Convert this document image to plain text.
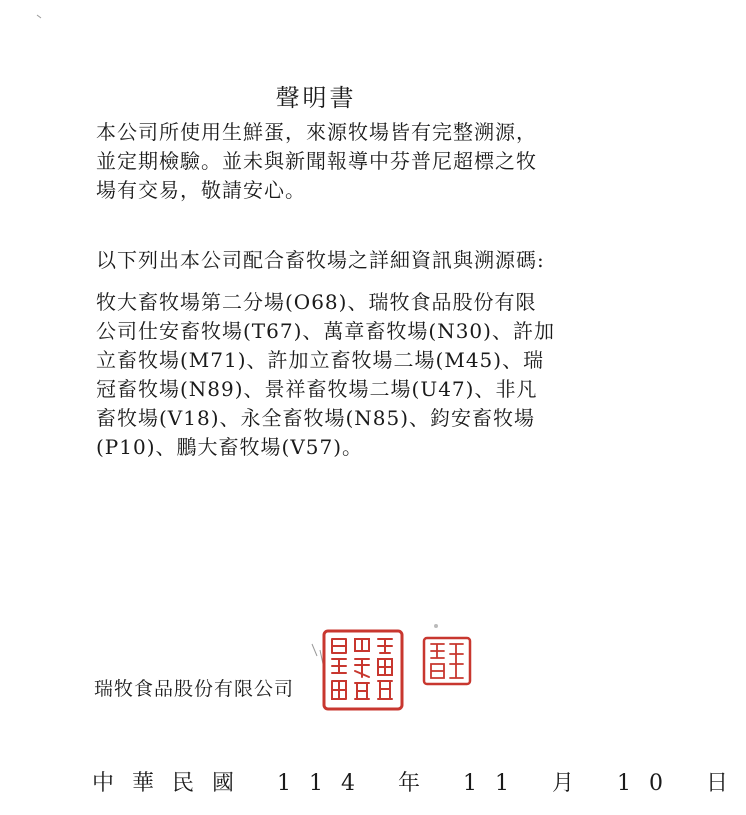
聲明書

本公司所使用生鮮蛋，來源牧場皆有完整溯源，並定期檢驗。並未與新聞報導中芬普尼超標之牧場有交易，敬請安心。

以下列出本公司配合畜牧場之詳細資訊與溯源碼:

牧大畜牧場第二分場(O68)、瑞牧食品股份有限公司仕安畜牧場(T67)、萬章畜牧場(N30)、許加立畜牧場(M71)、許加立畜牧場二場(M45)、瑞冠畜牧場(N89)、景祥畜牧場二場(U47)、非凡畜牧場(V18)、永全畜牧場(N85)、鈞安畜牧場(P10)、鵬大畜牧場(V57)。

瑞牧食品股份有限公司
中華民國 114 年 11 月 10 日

++++++++++++++++++++

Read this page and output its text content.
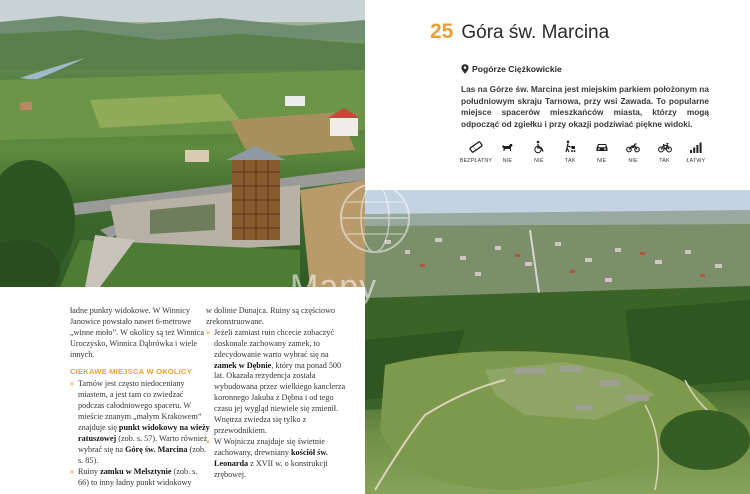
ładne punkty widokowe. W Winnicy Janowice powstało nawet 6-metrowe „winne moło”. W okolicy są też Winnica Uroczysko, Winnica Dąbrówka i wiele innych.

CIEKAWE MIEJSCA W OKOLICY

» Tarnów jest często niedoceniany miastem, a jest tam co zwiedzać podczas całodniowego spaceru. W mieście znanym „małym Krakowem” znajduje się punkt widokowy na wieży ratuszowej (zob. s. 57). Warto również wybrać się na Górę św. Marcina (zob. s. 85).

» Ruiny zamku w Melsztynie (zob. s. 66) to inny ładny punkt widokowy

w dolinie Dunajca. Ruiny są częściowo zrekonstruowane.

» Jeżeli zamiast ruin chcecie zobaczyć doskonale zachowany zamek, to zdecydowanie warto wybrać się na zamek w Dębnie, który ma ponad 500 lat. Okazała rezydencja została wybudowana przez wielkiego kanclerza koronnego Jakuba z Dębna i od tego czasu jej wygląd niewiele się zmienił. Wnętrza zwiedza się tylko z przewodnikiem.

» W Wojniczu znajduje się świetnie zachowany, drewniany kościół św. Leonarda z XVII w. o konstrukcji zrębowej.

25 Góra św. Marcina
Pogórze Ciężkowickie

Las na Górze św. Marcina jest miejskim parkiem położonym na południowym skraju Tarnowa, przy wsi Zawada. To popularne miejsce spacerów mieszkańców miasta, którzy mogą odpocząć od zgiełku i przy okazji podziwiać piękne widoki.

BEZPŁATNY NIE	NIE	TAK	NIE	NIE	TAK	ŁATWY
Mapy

++++++++++++++++++++

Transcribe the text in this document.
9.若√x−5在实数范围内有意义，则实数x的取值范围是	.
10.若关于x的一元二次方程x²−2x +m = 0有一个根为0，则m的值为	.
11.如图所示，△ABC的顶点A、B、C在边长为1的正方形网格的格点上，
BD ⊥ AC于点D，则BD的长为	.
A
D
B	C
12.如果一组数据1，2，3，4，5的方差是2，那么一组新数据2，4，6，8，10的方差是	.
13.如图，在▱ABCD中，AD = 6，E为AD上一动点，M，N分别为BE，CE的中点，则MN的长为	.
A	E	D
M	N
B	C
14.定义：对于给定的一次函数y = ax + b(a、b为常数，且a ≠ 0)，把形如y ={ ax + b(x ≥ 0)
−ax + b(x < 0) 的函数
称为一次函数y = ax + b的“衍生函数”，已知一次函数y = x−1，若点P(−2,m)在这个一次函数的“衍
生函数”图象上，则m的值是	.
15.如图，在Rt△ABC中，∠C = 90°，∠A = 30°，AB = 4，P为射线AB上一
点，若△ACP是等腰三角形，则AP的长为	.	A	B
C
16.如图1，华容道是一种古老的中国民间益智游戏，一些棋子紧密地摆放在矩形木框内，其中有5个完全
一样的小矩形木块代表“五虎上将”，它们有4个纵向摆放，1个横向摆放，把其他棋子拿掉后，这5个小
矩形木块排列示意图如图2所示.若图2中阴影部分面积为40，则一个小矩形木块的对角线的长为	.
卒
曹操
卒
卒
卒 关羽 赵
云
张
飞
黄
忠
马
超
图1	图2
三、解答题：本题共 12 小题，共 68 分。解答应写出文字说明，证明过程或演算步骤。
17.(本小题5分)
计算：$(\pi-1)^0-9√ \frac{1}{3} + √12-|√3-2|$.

++++++++++++++++++++

## EXERCISE AIM
Return all lines of the material above in which the word "znajduje" occurs.

## FINAL RESULT
» Tarnów jest często niedoceniany miastem, a jest tam co zwiedzać podczas całodniowego spaceru. W mieście znanym „małym Krakowem” znajduje się punkt widokowy na wieży ratuszowej (zob. s. 57). Warto również wybrać się na Górę św. Marcina (zob. s. 85).
» W Wojniczu znajduje się świetnie zachowany, drewniany kościół św. Leonarda z XVII w. o konstrukcji zrębowej.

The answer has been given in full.